> What you should do
Whenever a line below holds the word "text", copy that line.

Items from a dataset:
..........
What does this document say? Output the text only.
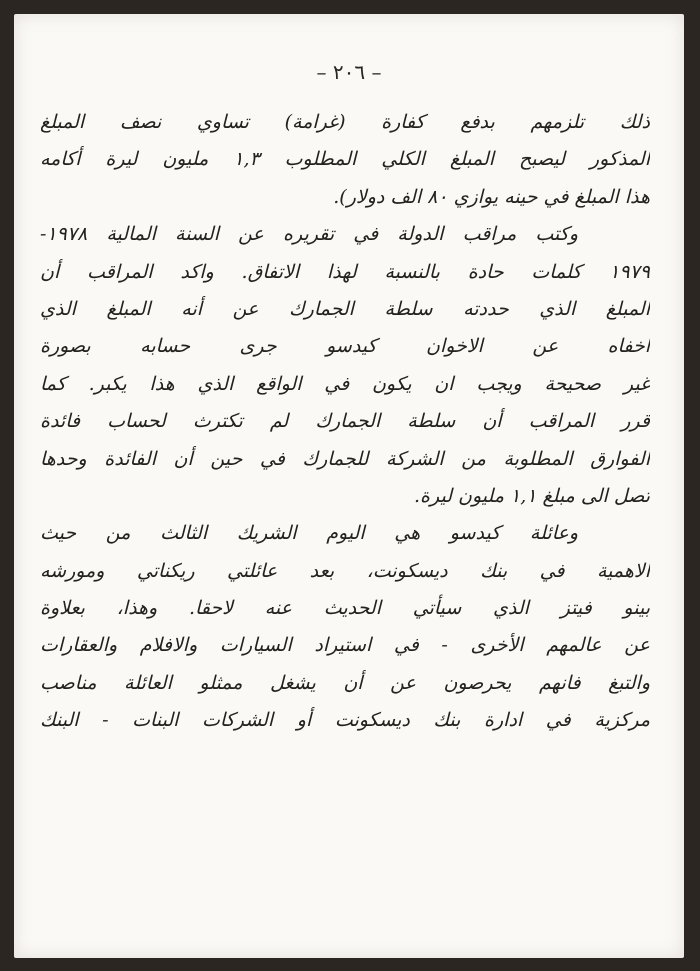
– ٢٠٦ –
ذلك تلزمهم بدفع كفارة (غرامة) تساوي نصف المبلغ
المذكور ليصبح المبلغ الكلي المطلوب ١,٣ مليون ليرة أكامه
هذا المبلغ في حينه يوازي ٨٠ الف دولار).
وكتب مراقب الدولة في تقريره عن السنة المالية ١٩٧٨-
١٩٧٩ كلمات حادة بالنسبة لهذا الاتفاق. واكد المراقب أن
المبلغ الذي حددته سلطة الجمارك عن أنه المبلغ الذي
اخفاه عن الاخوان كيدسو جرى حسابه بصورة
غير صحيحة ويجب ان يكون في الواقع الذي هذا يكبر. كما
قرر المراقب أن سلطة الجمارك لم تكترث لحساب فائدة
الفوارق المطلوبة من الشركة للجمارك في حين أن الفائدة وحدها
تصل الى مبلغ ١,١ مليون ليرة.
وعائلة كيدسو هي اليوم الشريك الثالث من حيث
الاهمية في بنك ديسكونت، بعد عائلتي ريكناتي ومورشه
بينو فيتز الذي سيأتي الحديث عنه لاحقا. وهذا، بعلاوة
عن عالمهم الأخرى - في استيراد السيارات والافلام والعقارات
والتبغ فانهم يحرصون عن أن يشغل ممثلو العائلة مناصب
مركزية في ادارة بنك ديسكونت أو الشركات البنات - البنك
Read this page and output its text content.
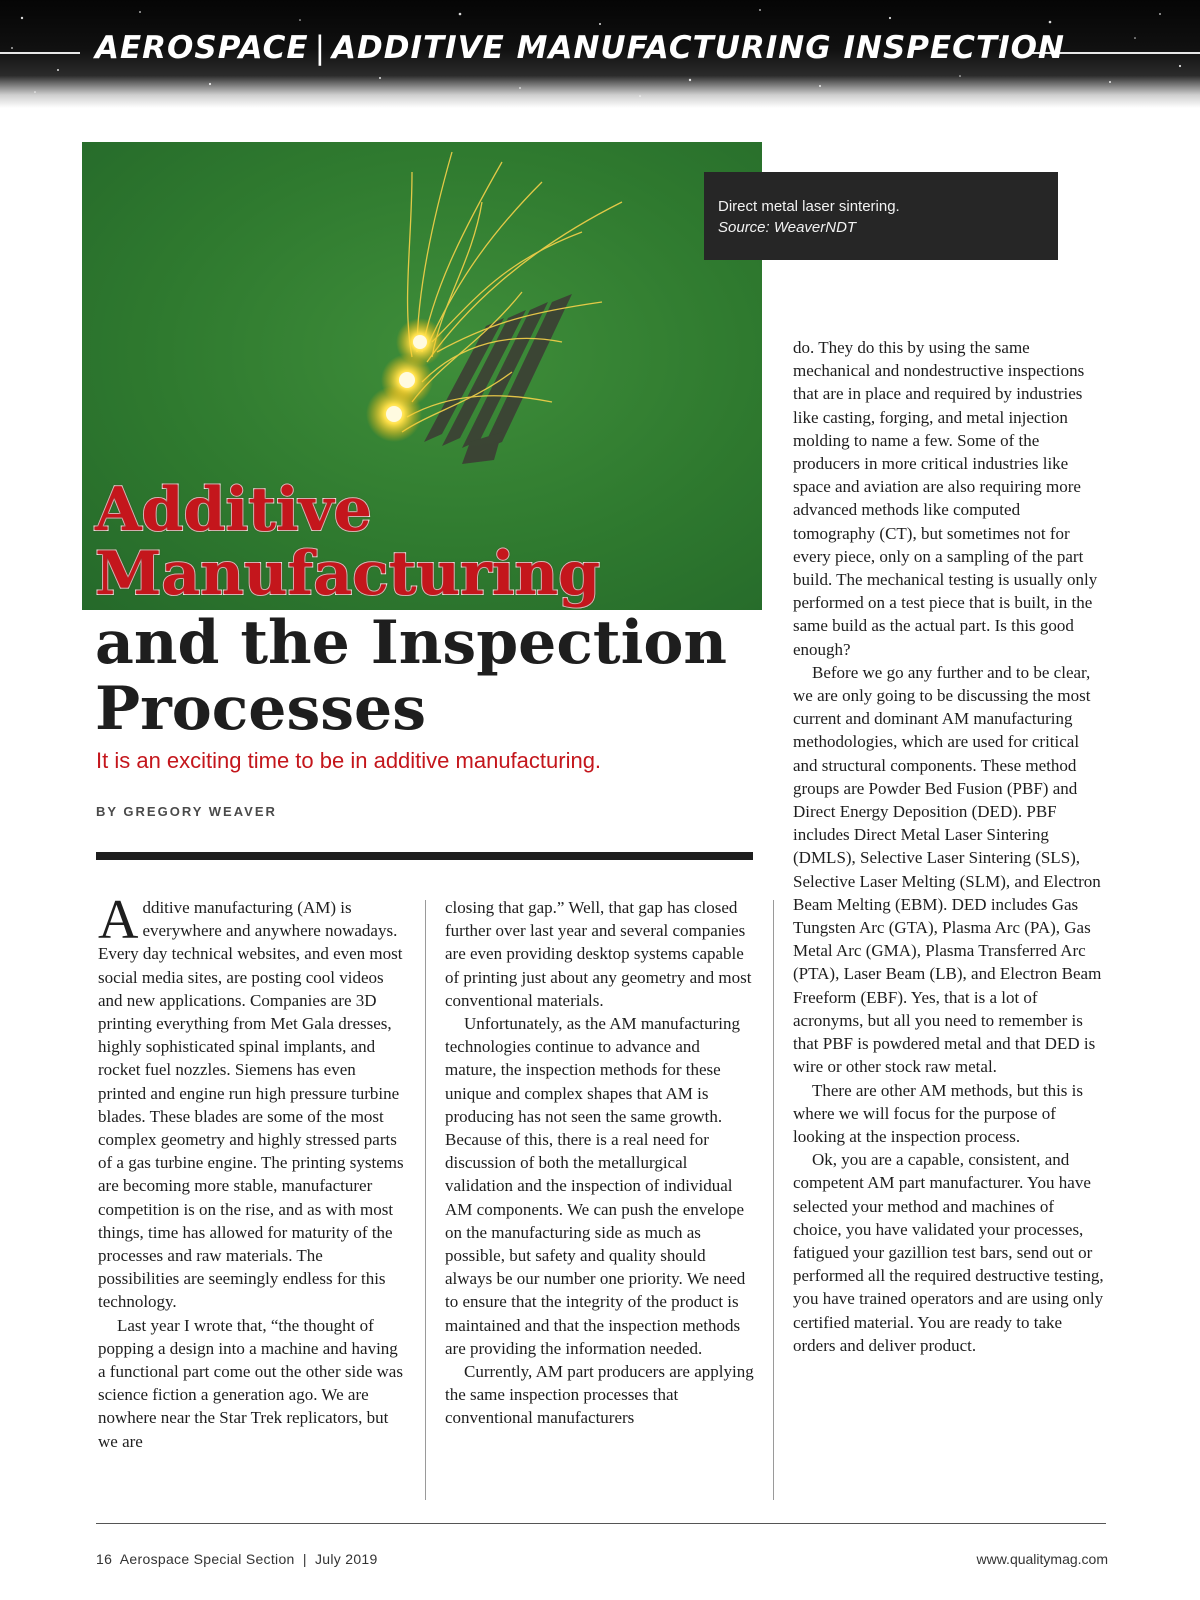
AEROSPACE | ADDITIVE MANUFACTURING INSPECTION
Direct metal laser sintering.
Source: WeaverNDT
Additive
Manufacturing
and the Inspection
Processes
It is an exciting time to be in additive manufacturing.
BY GREGORY WEAVER

Additive manufacturing (AM) is everywhere and anywhere nowadays. Every day technical websites, and even most social media sites, are posting cool videos and new applications. Companies are 3D printing everything from Met Gala dresses, highly sophisticated spinal implants, and rocket fuel nozzles. Siemens has even printed and engine run high pressure turbine blades. These blades are some of the most complex geometry and highly stressed parts of a gas turbine engine. The printing systems are becoming more stable, manufacturer competition is on the rise, and as with most things, time has allowed for maturity of the processes and raw materials. The possibilities are seemingly endless for this technology.

Last year I wrote that, “the thought of popping a design into a machine and having a functional part come out the other side was science fiction a generation ago. We are nowhere near the Star Trek replicators, but we are

closing that gap.” Well, that gap has closed further over last year and several companies are even providing desktop systems capable of printing just about any geometry and most conventional materials.

Unfortunately, as the AM manufacturing technologies continue to advance and mature, the inspection methods for these unique and complex shapes that AM is producing has not seen the same growth. Because of this, there is a real need for discussion of both the metallurgical validation and the inspection of individual AM components. We can push the envelope on the manufacturing side as much as possible, but safety and quality should always be our number one priority. We need to ensure that the integrity of the product is maintained and that the inspection methods are providing the information needed.

Currently, AM part producers are applying the same inspection processes that conventional manufacturers

do. They do this by using the same mechanical and nondestructive inspections that are in place and required by industries like casting, forging, and metal injection molding to name a few. Some of the producers in more critical industries like space and aviation are also requiring more advanced methods like computed tomography (CT), but sometimes not for every piece, only on a sampling of the part build. The mechanical testing is usually only performed on a test piece that is built, in the same build as the actual part. Is this good enough?

Before we go any further and to be clear, we are only going to be discussing the most current and dominant AM manufacturing methodologies, which are used for critical and structural components. These method groups are Powder Bed Fusion (PBF) and Direct Energy Deposition (DED). PBF includes Direct Metal Laser Sintering (DMLS), Selective Laser Sintering (SLS), Selective Laser Melting (SLM), and Electron Beam Melting (EBM). DED includes Gas Tungsten Arc (GTA), Plasma Arc (PA), Gas Metal Arc (GMA), Plasma Transferred Arc (PTA), Laser Beam (LB), and Electron Beam Freeform (EBF). Yes, that is a lot of acronyms, but all you need to remember is that PBF is powdered metal and that DED is wire or other stock raw metal.

There are other AM methods, but this is where we will focus for the purpose of looking at the inspection process.

Ok, you are a capable, consistent, and competent AM part manufacturer. You have selected your method and machines of choice, you have validated your processes, fatigued your gazillion test bars, send out or performed all the required destructive testing, you have trained operators and are using only certified material. You are ready to take orders and deliver product.

16 Aerospace Special Section | July 2019	www.qualitymag.com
..........
> Complete answer
What does this document say? Output the text only.
Read this page and output its text content.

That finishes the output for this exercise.